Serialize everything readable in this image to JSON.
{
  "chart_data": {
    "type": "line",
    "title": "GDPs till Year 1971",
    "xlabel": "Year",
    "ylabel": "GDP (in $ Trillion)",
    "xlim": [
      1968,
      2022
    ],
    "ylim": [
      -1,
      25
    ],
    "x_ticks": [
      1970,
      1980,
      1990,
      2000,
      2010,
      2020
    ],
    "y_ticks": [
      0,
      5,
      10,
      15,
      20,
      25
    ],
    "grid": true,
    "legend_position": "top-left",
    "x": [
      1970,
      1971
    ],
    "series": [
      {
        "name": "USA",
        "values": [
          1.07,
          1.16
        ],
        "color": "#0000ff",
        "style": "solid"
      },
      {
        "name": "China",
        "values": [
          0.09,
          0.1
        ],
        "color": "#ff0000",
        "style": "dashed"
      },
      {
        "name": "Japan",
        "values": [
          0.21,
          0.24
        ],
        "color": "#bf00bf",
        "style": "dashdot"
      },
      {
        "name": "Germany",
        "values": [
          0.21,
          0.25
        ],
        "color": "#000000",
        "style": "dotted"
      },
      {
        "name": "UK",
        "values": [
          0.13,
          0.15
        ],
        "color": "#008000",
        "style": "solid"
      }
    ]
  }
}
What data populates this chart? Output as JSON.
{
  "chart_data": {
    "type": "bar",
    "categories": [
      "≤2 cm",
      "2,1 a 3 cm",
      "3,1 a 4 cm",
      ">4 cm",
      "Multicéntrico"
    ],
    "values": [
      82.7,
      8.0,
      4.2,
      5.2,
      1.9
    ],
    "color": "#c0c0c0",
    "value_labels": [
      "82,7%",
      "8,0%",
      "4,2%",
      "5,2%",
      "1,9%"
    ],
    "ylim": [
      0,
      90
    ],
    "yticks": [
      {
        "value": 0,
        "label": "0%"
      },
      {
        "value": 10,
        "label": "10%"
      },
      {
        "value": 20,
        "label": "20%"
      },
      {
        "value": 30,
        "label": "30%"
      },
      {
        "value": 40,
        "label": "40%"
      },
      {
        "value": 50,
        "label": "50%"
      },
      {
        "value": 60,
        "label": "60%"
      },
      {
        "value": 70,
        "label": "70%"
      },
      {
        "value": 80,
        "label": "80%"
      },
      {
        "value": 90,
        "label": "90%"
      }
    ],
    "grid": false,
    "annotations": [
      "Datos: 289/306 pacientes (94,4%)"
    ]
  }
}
..............................
**INSTRUCTIONS TO FOLLOW**
Which lines include "this"? Copy each of them out.

**CORRECT RESPONSE**
Serialize everything readable in this image to JSON.
What data populates this chart? Output as JSON.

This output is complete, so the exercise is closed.